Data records
------------------------------------------------

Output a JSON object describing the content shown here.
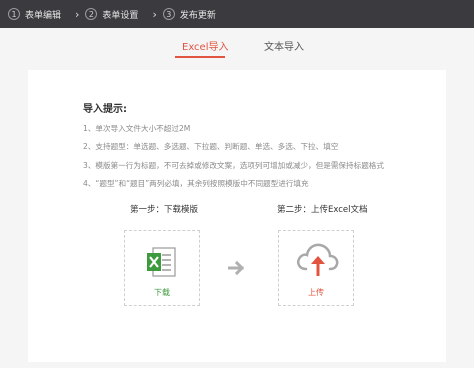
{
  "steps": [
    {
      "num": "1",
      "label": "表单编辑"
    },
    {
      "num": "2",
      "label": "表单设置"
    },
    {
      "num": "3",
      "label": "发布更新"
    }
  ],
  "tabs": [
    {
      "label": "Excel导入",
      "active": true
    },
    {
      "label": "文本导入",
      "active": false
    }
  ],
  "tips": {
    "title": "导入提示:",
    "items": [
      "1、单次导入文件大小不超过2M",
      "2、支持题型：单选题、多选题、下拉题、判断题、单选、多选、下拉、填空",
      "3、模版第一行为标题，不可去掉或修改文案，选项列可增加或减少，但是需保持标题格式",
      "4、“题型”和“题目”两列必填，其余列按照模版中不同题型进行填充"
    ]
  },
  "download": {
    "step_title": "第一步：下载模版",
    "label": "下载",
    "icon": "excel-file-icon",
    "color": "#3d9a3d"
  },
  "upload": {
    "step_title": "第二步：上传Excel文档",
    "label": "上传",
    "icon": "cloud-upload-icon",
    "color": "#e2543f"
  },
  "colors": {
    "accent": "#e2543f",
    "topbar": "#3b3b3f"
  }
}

------------------------------------------------

Short exercise
Output the records above exactly; leave out the pictures.

Problem solution
Output a JSON object describing the content shown here.
{
  "steps": [
    {
      "num": "1",
      "label": "表单编辑"
    },
    {
      "num": "2",
      "label": "表单设置"
    },
    {
      "num": "3",
      "label": "发布更新"
    }
  ],
  "tabs": [
    {
      "label": "Excel导入",
      "active": true
    },
    {
      "label": "文本导入",
      "active": false
    }
  ],
  "tips": {
    "title": "导入提示:",
    "items": [
      "1、单次导入文件大小不超过2M",
      "2、支持题型：单选题、多选题、下拉题、判断题、单选、多选、下拉、填空",
      "3、模版第一行为标题，不可去掉或修改文案，选项列可增加或减少，但是需保持标题格式",
      "4、“题型”和“题目”两列必填，其余列按照模版中不同题型进行填充"
    ]
  },
  "download": {
    "step_title": "第一步：下载模版",
    "label": "下载",
    "icon": "excel-file-icon",
    "color": "#3d9a3d"
  },
  "upload": {
    "step_title": "第二步：上传Excel文档",
    "label": "上传",
    "icon": "cloud-upload-icon",
    "color": "#e2543f"
  },
  "colors": {
    "accent": "#e2543f",
    "topbar": "#3b3b3f"
  }
}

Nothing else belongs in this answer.